Rows from a dataset

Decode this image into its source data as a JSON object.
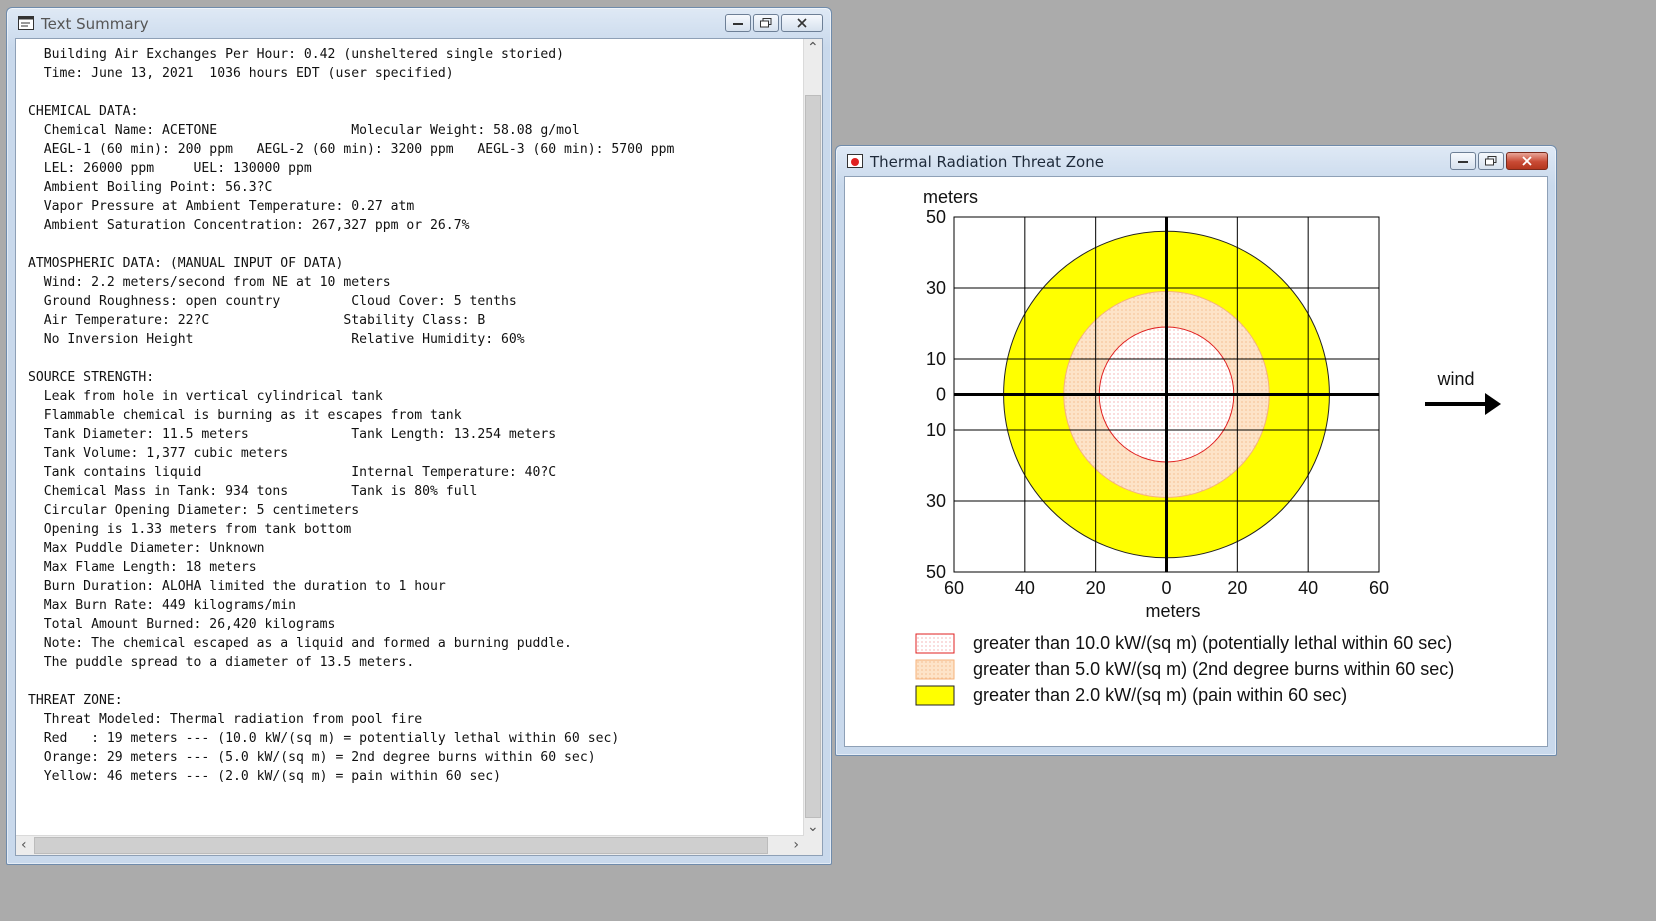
{
  "text_summary": {
    "title": "Text Summary",
    "lines": [
      "  Building Air Exchanges Per Hour: 0.42 (unsheltered single storied)",
      "  Time: June 13, 2021  1036 hours EDT (user specified)",
      "",
      "CHEMICAL DATA:",
      "  Chemical Name: ACETONE                 Molecular Weight: 58.08 g/mol",
      "  AEGL-1 (60 min): 200 ppm   AEGL-2 (60 min): 3200 ppm   AEGL-3 (60 min): 5700 ppm",
      "  LEL: 26000 ppm     UEL: 130000 ppm",
      "  Ambient Boiling Point: 56.3?C",
      "  Vapor Pressure at Ambient Temperature: 0.27 atm",
      "  Ambient Saturation Concentration: 267,327 ppm or 26.7%",
      "",
      "ATMOSPHERIC DATA: (MANUAL INPUT OF DATA)",
      "  Wind: 2.2 meters/second from NE at 10 meters",
      "  Ground Roughness: open country         Cloud Cover: 5 tenths",
      "  Air Temperature: 22?C                 Stability Class: B",
      "  No Inversion Height                    Relative Humidity: 60%",
      "",
      "SOURCE STRENGTH:",
      "  Leak from hole in vertical cylindrical tank",
      "  Flammable chemical is burning as it escapes from tank",
      "  Tank Diameter: 11.5 meters             Tank Length: 13.254 meters",
      "  Tank Volume: 1,377 cubic meters",
      "  Tank contains liquid                   Internal Temperature: 40?C",
      "  Chemical Mass in Tank: 934 tons        Tank is 80% full",
      "  Circular Opening Diameter: 5 centimeters",
      "  Opening is 1.33 meters from tank bottom",
      "  Max Puddle Diameter: Unknown",
      "  Max Flame Length: 18 meters",
      "  Burn Duration: ALOHA limited the duration to 1 hour",
      "  Max Burn Rate: 449 kilograms/min",
      "  Total Amount Burned: 26,420 kilograms",
      "  Note: The chemical escaped as a liquid and formed a burning puddle.",
      "  The puddle spread to a diameter of 13.5 meters.",
      "",
      "THREAT ZONE:",
      "  Threat Modeled: Thermal radiation from pool fire",
      "  Red   : 19 meters --- (10.0 kW/(sq m) = potentially lethal within 60 sec)",
      "  Orange: 29 meters --- (5.0 kW/(sq m) = 2nd degree burns within 60 sec)",
      "  Yellow: 46 meters --- (2.0 kW/(sq m) = pain within 60 sec)"
    ]
  },
  "thermal_window": {
    "title": "Thermal Radiation Threat Zone",
    "y_unit": "meters",
    "x_unit": "meters",
    "wind_label": "wind",
    "y_ticks": [
      "50",
      "30",
      "10",
      "0",
      "10",
      "30",
      "50"
    ],
    "x_ticks": [
      "60",
      "40",
      "20",
      "0",
      "20",
      "40",
      "60"
    ],
    "x_range": [
      -60,
      60
    ],
    "y_range": [
      -50,
      50
    ],
    "grid": "on, every 20 m in x; y lines at 50, 30, 10, -10, -30, -50",
    "zones": [
      {
        "name": "red",
        "radius_m": 19,
        "fill": "#fde6e6",
        "stroke": "#e02020",
        "legend": "greater than 10.0 kW/(sq m) (potentially lethal within 60 sec)"
      },
      {
        "name": "orange",
        "radius_m": 29,
        "fill": "#fde3c8",
        "stroke": "#f5b27a",
        "legend": "greater than 5.0 kW/(sq m) (2nd degree burns within 60 sec)"
      },
      {
        "name": "yellow",
        "radius_m": 46,
        "fill": "#ffff00",
        "stroke": "#222222",
        "legend": "greater than 2.0 kW/(sq m) (pain within 60 sec)"
      }
    ]
  }
}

* Set exercise
Restate every record exactly, please; do not copy the pictures.

* Solution
Decode this image into its source data as a JSON object.
{
  "text_summary": {
    "title": "Text Summary",
    "lines": [
      "  Building Air Exchanges Per Hour: 0.42 (unsheltered single storied)",
      "  Time: June 13, 2021  1036 hours EDT (user specified)",
      "",
      "CHEMICAL DATA:",
      "  Chemical Name: ACETONE                 Molecular Weight: 58.08 g/mol",
      "  AEGL-1 (60 min): 200 ppm   AEGL-2 (60 min): 3200 ppm   AEGL-3 (60 min): 5700 ppm",
      "  LEL: 26000 ppm     UEL: 130000 ppm",
      "  Ambient Boiling Point: 56.3?C",
      "  Vapor Pressure at Ambient Temperature: 0.27 atm",
      "  Ambient Saturation Concentration: 267,327 ppm or 26.7%",
      "",
      "ATMOSPHERIC DATA: (MANUAL INPUT OF DATA)",
      "  Wind: 2.2 meters/second from NE at 10 meters",
      "  Ground Roughness: open country         Cloud Cover: 5 tenths",
      "  Air Temperature: 22?C                 Stability Class: B",
      "  No Inversion Height                    Relative Humidity: 60%",
      "",
      "SOURCE STRENGTH:",
      "  Leak from hole in vertical cylindrical tank",
      "  Flammable chemical is burning as it escapes from tank",
      "  Tank Diameter: 11.5 meters             Tank Length: 13.254 meters",
      "  Tank Volume: 1,377 cubic meters",
      "  Tank contains liquid                   Internal Temperature: 40?C",
      "  Chemical Mass in Tank: 934 tons        Tank is 80% full",
      "  Circular Opening Diameter: 5 centimeters",
      "  Opening is 1.33 meters from tank bottom",
      "  Max Puddle Diameter: Unknown",
      "  Max Flame Length: 18 meters",
      "  Burn Duration: ALOHA limited the duration to 1 hour",
      "  Max Burn Rate: 449 kilograms/min",
      "  Total Amount Burned: 26,420 kilograms",
      "  Note: The chemical escaped as a liquid and formed a burning puddle.",
      "  The puddle spread to a diameter of 13.5 meters.",
      "",
      "THREAT ZONE:",
      "  Threat Modeled: Thermal radiation from pool fire",
      "  Red   : 19 meters --- (10.0 kW/(sq m) = potentially lethal within 60 sec)",
      "  Orange: 29 meters --- (5.0 kW/(sq m) = 2nd degree burns within 60 sec)",
      "  Yellow: 46 meters --- (2.0 kW/(sq m) = pain within 60 sec)"
    ]
  },
  "thermal_window": {
    "title": "Thermal Radiation Threat Zone",
    "y_unit": "meters",
    "x_unit": "meters",
    "wind_label": "wind",
    "y_ticks": [
      "50",
      "30",
      "10",
      "0",
      "10",
      "30",
      "50"
    ],
    "x_ticks": [
      "60",
      "40",
      "20",
      "0",
      "20",
      "40",
      "60"
    ],
    "x_range": [
      -60,
      60
    ],
    "y_range": [
      -50,
      50
    ],
    "grid": "on, every 20 m in x; y lines at 50, 30, 10, -10, -30, -50",
    "zones": [
      {
        "name": "red",
        "radius_m": 19,
        "fill": "#fde6e6",
        "stroke": "#e02020",
        "legend": "greater than 10.0 kW/(sq m) (potentially lethal within 60 sec)"
      },
      {
        "name": "orange",
        "radius_m": 29,
        "fill": "#fde3c8",
        "stroke": "#f5b27a",
        "legend": "greater than 5.0 kW/(sq m) (2nd degree burns within 60 sec)"
      },
      {
        "name": "yellow",
        "radius_m": 46,
        "fill": "#ffff00",
        "stroke": "#222222",
        "legend": "greater than 2.0 kW/(sq m) (pain within 60 sec)"
      }
    ]
  }
}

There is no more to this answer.